++++ Data rows
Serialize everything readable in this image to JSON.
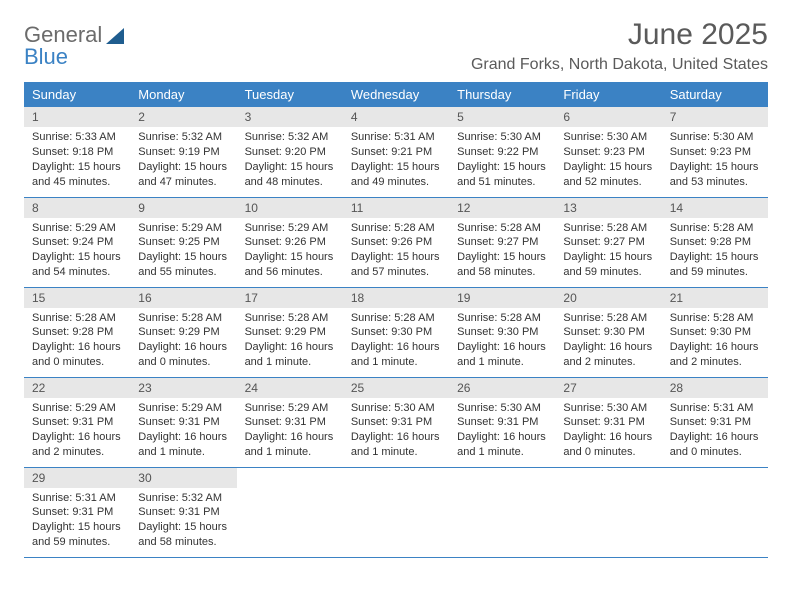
{
  "brand": {
    "text_general": "General",
    "text_blue": "Blue",
    "triangle_color": "#1f5d8f"
  },
  "header": {
    "month_title": "June 2025",
    "location": "Grand Forks, North Dakota, United States"
  },
  "style": {
    "header_bg": "#3b82c4",
    "header_text": "#ffffff",
    "daynum_bg": "#e7e7e7",
    "row_rule": "#3b82c4",
    "body_text": "#333333"
  },
  "weekdays": [
    "Sunday",
    "Monday",
    "Tuesday",
    "Wednesday",
    "Thursday",
    "Friday",
    "Saturday"
  ],
  "weeks": [
    [
      {
        "n": "1",
        "sunrise": "5:33 AM",
        "sunset": "9:18 PM",
        "dl": "15 hours and 45 minutes."
      },
      {
        "n": "2",
        "sunrise": "5:32 AM",
        "sunset": "9:19 PM",
        "dl": "15 hours and 47 minutes."
      },
      {
        "n": "3",
        "sunrise": "5:32 AM",
        "sunset": "9:20 PM",
        "dl": "15 hours and 48 minutes."
      },
      {
        "n": "4",
        "sunrise": "5:31 AM",
        "sunset": "9:21 PM",
        "dl": "15 hours and 49 minutes."
      },
      {
        "n": "5",
        "sunrise": "5:30 AM",
        "sunset": "9:22 PM",
        "dl": "15 hours and 51 minutes."
      },
      {
        "n": "6",
        "sunrise": "5:30 AM",
        "sunset": "9:23 PM",
        "dl": "15 hours and 52 minutes."
      },
      {
        "n": "7",
        "sunrise": "5:30 AM",
        "sunset": "9:23 PM",
        "dl": "15 hours and 53 minutes."
      }
    ],
    [
      {
        "n": "8",
        "sunrise": "5:29 AM",
        "sunset": "9:24 PM",
        "dl": "15 hours and 54 minutes."
      },
      {
        "n": "9",
        "sunrise": "5:29 AM",
        "sunset": "9:25 PM",
        "dl": "15 hours and 55 minutes."
      },
      {
        "n": "10",
        "sunrise": "5:29 AM",
        "sunset": "9:26 PM",
        "dl": "15 hours and 56 minutes."
      },
      {
        "n": "11",
        "sunrise": "5:28 AM",
        "sunset": "9:26 PM",
        "dl": "15 hours and 57 minutes."
      },
      {
        "n": "12",
        "sunrise": "5:28 AM",
        "sunset": "9:27 PM",
        "dl": "15 hours and 58 minutes."
      },
      {
        "n": "13",
        "sunrise": "5:28 AM",
        "sunset": "9:27 PM",
        "dl": "15 hours and 59 minutes."
      },
      {
        "n": "14",
        "sunrise": "5:28 AM",
        "sunset": "9:28 PM",
        "dl": "15 hours and 59 minutes."
      }
    ],
    [
      {
        "n": "15",
        "sunrise": "5:28 AM",
        "sunset": "9:28 PM",
        "dl": "16 hours and 0 minutes."
      },
      {
        "n": "16",
        "sunrise": "5:28 AM",
        "sunset": "9:29 PM",
        "dl": "16 hours and 0 minutes."
      },
      {
        "n": "17",
        "sunrise": "5:28 AM",
        "sunset": "9:29 PM",
        "dl": "16 hours and 1 minute."
      },
      {
        "n": "18",
        "sunrise": "5:28 AM",
        "sunset": "9:30 PM",
        "dl": "16 hours and 1 minute."
      },
      {
        "n": "19",
        "sunrise": "5:28 AM",
        "sunset": "9:30 PM",
        "dl": "16 hours and 1 minute."
      },
      {
        "n": "20",
        "sunrise": "5:28 AM",
        "sunset": "9:30 PM",
        "dl": "16 hours and 2 minutes."
      },
      {
        "n": "21",
        "sunrise": "5:28 AM",
        "sunset": "9:30 PM",
        "dl": "16 hours and 2 minutes."
      }
    ],
    [
      {
        "n": "22",
        "sunrise": "5:29 AM",
        "sunset": "9:31 PM",
        "dl": "16 hours and 2 minutes."
      },
      {
        "n": "23",
        "sunrise": "5:29 AM",
        "sunset": "9:31 PM",
        "dl": "16 hours and 1 minute."
      },
      {
        "n": "24",
        "sunrise": "5:29 AM",
        "sunset": "9:31 PM",
        "dl": "16 hours and 1 minute."
      },
      {
        "n": "25",
        "sunrise": "5:30 AM",
        "sunset": "9:31 PM",
        "dl": "16 hours and 1 minute."
      },
      {
        "n": "26",
        "sunrise": "5:30 AM",
        "sunset": "9:31 PM",
        "dl": "16 hours and 1 minute."
      },
      {
        "n": "27",
        "sunrise": "5:30 AM",
        "sunset": "9:31 PM",
        "dl": "16 hours and 0 minutes."
      },
      {
        "n": "28",
        "sunrise": "5:31 AM",
        "sunset": "9:31 PM",
        "dl": "16 hours and 0 minutes."
      }
    ],
    [
      {
        "n": "29",
        "sunrise": "5:31 AM",
        "sunset": "9:31 PM",
        "dl": "15 hours and 59 minutes."
      },
      {
        "n": "30",
        "sunrise": "5:32 AM",
        "sunset": "9:31 PM",
        "dl": "15 hours and 58 minutes."
      },
      null,
      null,
      null,
      null,
      null
    ]
  ],
  "labels": {
    "sunrise": "Sunrise:",
    "sunset": "Sunset:",
    "daylight": "Daylight:"
  }
}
++++++++
Written task:
Pictures in the records must not appear in the copy; transcribe everything else precisely.

Reply to the task:
Serialize everything readable in this image to JSON.
{
  "brand": {
    "text_general": "General",
    "text_blue": "Blue",
    "triangle_color": "#1f5d8f"
  },
  "header": {
    "month_title": "June 2025",
    "location": "Grand Forks, North Dakota, United States"
  },
  "style": {
    "header_bg": "#3b82c4",
    "header_text": "#ffffff",
    "daynum_bg": "#e7e7e7",
    "row_rule": "#3b82c4",
    "body_text": "#333333"
  },
  "weekdays": [
    "Sunday",
    "Monday",
    "Tuesday",
    "Wednesday",
    "Thursday",
    "Friday",
    "Saturday"
  ],
  "weeks": [
    [
      {
        "n": "1",
        "sunrise": "5:33 AM",
        "sunset": "9:18 PM",
        "dl": "15 hours and 45 minutes."
      },
      {
        "n": "2",
        "sunrise": "5:32 AM",
        "sunset": "9:19 PM",
        "dl": "15 hours and 47 minutes."
      },
      {
        "n": "3",
        "sunrise": "5:32 AM",
        "sunset": "9:20 PM",
        "dl": "15 hours and 48 minutes."
      },
      {
        "n": "4",
        "sunrise": "5:31 AM",
        "sunset": "9:21 PM",
        "dl": "15 hours and 49 minutes."
      },
      {
        "n": "5",
        "sunrise": "5:30 AM",
        "sunset": "9:22 PM",
        "dl": "15 hours and 51 minutes."
      },
      {
        "n": "6",
        "sunrise": "5:30 AM",
        "sunset": "9:23 PM",
        "dl": "15 hours and 52 minutes."
      },
      {
        "n": "7",
        "sunrise": "5:30 AM",
        "sunset": "9:23 PM",
        "dl": "15 hours and 53 minutes."
      }
    ],
    [
      {
        "n": "8",
        "sunrise": "5:29 AM",
        "sunset": "9:24 PM",
        "dl": "15 hours and 54 minutes."
      },
      {
        "n": "9",
        "sunrise": "5:29 AM",
        "sunset": "9:25 PM",
        "dl": "15 hours and 55 minutes."
      },
      {
        "n": "10",
        "sunrise": "5:29 AM",
        "sunset": "9:26 PM",
        "dl": "15 hours and 56 minutes."
      },
      {
        "n": "11",
        "sunrise": "5:28 AM",
        "sunset": "9:26 PM",
        "dl": "15 hours and 57 minutes."
      },
      {
        "n": "12",
        "sunrise": "5:28 AM",
        "sunset": "9:27 PM",
        "dl": "15 hours and 58 minutes."
      },
      {
        "n": "13",
        "sunrise": "5:28 AM",
        "sunset": "9:27 PM",
        "dl": "15 hours and 59 minutes."
      },
      {
        "n": "14",
        "sunrise": "5:28 AM",
        "sunset": "9:28 PM",
        "dl": "15 hours and 59 minutes."
      }
    ],
    [
      {
        "n": "15",
        "sunrise": "5:28 AM",
        "sunset": "9:28 PM",
        "dl": "16 hours and 0 minutes."
      },
      {
        "n": "16",
        "sunrise": "5:28 AM",
        "sunset": "9:29 PM",
        "dl": "16 hours and 0 minutes."
      },
      {
        "n": "17",
        "sunrise": "5:28 AM",
        "sunset": "9:29 PM",
        "dl": "16 hours and 1 minute."
      },
      {
        "n": "18",
        "sunrise": "5:28 AM",
        "sunset": "9:30 PM",
        "dl": "16 hours and 1 minute."
      },
      {
        "n": "19",
        "sunrise": "5:28 AM",
        "sunset": "9:30 PM",
        "dl": "16 hours and 1 minute."
      },
      {
        "n": "20",
        "sunrise": "5:28 AM",
        "sunset": "9:30 PM",
        "dl": "16 hours and 2 minutes."
      },
      {
        "n": "21",
        "sunrise": "5:28 AM",
        "sunset": "9:30 PM",
        "dl": "16 hours and 2 minutes."
      }
    ],
    [
      {
        "n": "22",
        "sunrise": "5:29 AM",
        "sunset": "9:31 PM",
        "dl": "16 hours and 2 minutes."
      },
      {
        "n": "23",
        "sunrise": "5:29 AM",
        "sunset": "9:31 PM",
        "dl": "16 hours and 1 minute."
      },
      {
        "n": "24",
        "sunrise": "5:29 AM",
        "sunset": "9:31 PM",
        "dl": "16 hours and 1 minute."
      },
      {
        "n": "25",
        "sunrise": "5:30 AM",
        "sunset": "9:31 PM",
        "dl": "16 hours and 1 minute."
      },
      {
        "n": "26",
        "sunrise": "5:30 AM",
        "sunset": "9:31 PM",
        "dl": "16 hours and 1 minute."
      },
      {
        "n": "27",
        "sunrise": "5:30 AM",
        "sunset": "9:31 PM",
        "dl": "16 hours and 0 minutes."
      },
      {
        "n": "28",
        "sunrise": "5:31 AM",
        "sunset": "9:31 PM",
        "dl": "16 hours and 0 minutes."
      }
    ],
    [
      {
        "n": "29",
        "sunrise": "5:31 AM",
        "sunset": "9:31 PM",
        "dl": "15 hours and 59 minutes."
      },
      {
        "n": "30",
        "sunrise": "5:32 AM",
        "sunset": "9:31 PM",
        "dl": "15 hours and 58 minutes."
      },
      null,
      null,
      null,
      null,
      null
    ]
  ],
  "labels": {
    "sunrise": "Sunrise:",
    "sunset": "Sunset:",
    "daylight": "Daylight:"
  }
}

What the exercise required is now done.